:: TEKS UNTUK DIANALISIS ::
----------------------------------------

Labuan Bajo, 17 Juli 2022
Oleh Doni Parera
Pertama saya melihat sesuatu dibalik ini. Gubernur Laiskodat yang begitu bernafsu menguasai Tanaman Nasional Komodo (TNK). Dari banyak wacana liar yang meresahkan masyarakat seperti ‘pengusiran Warga Kampung Komodo di pulau Komodo beberapa tahun lalu hingga menuai demonstrasi besar besaran.
Ada kerjasama antara kementrian lingkungan hidup dan kehutanan (KLHK) dan Pemerintah provinsi Nusa Tenggara Timur (Pemprov NTT) beberapa bulan lalu yang tidak jelas poin poin kerjasamanya. Berkali-Kali minta informasi melalui audiens dari Badan Tanaman Nasioanal Komodo (BTNK) tetap saja disembunyikan, hingga sekarang tiba tiba muncul dengan kebijakan kenaikan tarif masuk ke pulau Komodo dan Pulau Padar kawasan TNK, yang dinilai tidak masuk akal. Dikarena serentak dan terlalu tinggi.

----------------------------------------

:: DATA YANG DIBERIKAN ::
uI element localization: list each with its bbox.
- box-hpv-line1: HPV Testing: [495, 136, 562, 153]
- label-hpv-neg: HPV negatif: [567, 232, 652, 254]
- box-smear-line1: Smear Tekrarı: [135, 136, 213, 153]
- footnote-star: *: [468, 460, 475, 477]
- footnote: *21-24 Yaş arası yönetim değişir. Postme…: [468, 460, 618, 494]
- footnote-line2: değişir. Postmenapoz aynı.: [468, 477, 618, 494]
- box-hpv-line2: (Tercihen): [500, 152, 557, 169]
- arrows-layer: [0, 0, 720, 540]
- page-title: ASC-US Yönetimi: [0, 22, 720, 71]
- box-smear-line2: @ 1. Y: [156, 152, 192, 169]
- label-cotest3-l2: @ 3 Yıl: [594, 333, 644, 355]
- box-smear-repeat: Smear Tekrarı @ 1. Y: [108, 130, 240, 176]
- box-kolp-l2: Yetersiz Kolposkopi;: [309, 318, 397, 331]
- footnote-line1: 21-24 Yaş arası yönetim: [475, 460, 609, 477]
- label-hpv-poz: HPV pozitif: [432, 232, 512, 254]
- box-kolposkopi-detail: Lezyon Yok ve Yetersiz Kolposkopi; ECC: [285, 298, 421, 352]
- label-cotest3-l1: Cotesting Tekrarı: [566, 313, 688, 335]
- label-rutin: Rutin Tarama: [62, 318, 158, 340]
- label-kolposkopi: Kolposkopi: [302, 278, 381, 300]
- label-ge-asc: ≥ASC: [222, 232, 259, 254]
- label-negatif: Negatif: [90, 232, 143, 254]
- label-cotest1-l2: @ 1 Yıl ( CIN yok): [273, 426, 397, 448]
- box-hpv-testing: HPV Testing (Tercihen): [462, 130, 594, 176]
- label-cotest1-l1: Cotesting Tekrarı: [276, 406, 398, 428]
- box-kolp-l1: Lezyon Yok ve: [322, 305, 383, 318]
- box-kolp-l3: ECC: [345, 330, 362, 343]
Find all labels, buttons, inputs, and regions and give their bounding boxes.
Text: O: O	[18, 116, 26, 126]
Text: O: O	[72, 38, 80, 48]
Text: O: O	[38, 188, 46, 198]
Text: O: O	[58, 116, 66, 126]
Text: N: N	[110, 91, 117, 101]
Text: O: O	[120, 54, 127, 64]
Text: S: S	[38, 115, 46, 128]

----------------------------------------

:: TUJUAN LATIHAN ::
Lanjutkan tulisan tentang kenaikan tarif masuk Pulau Komodo dan Pulau Padar, mulai dari kalimat sesudah kalimat terakhir yang tercantum.

:: RUANG JAWABAN ::
Berdasarkan kajian intelektual (Gelar Doktor) yang sangat khawatir atas terjadi rebutan oksigen di puncak padar, Pada hal anak Sekolah Dasar (SD) pun tau, bahwa oksigen baru akan menipis diatas ketinggian 1500mdpl, dan Puncak Padar Pasar hanya 400mdpl.
Dari Kajian intelektual yang melacurkan intelektualitasnya, diduga sudah dibayar untuk kepentingan Kapitalis yang hendak caplok TNK dengan tameng konservasi. Padahal, Kami melihat justru kebijakan ini akan bertentangan dengan upaya konservasi dalam kawasan TNK. Seperti kebijakan isolasi Pulau Komodo dengan harga selangit, Membuat pengunjung dibatasi.
Dibalik kertebasan para pengunjung tentu saangat berdampak para usaha seperti jasa wisata yang dilakoni oleh warga pulau Komodo akan ambruk!
Jika itu terjadi, Maka masyarakat yang menghuni pulau itu tidak ada pilihan lain agar bertahan hidup, akan kembali menjadi Nelayan. Karena warga telah lama beralih profesi dari nelayanberalih profesi menjadi pelaku pariwisata. Sementara kita tahu bahwa cara termudah untuk menangkap ikan dan hasil laut lainnya dengan cara yang tidak ramah lingkungan dan bertentangan dengan prinsip konservasi; seperti menggunakan racun tuba, balik karang untuk ambil kerang mata tujuh, bahkan kembali gunakan bom ikan seperti dulu, disaat Pandemi covid 19 yang sudah berlalu menjadi contoh yang baik.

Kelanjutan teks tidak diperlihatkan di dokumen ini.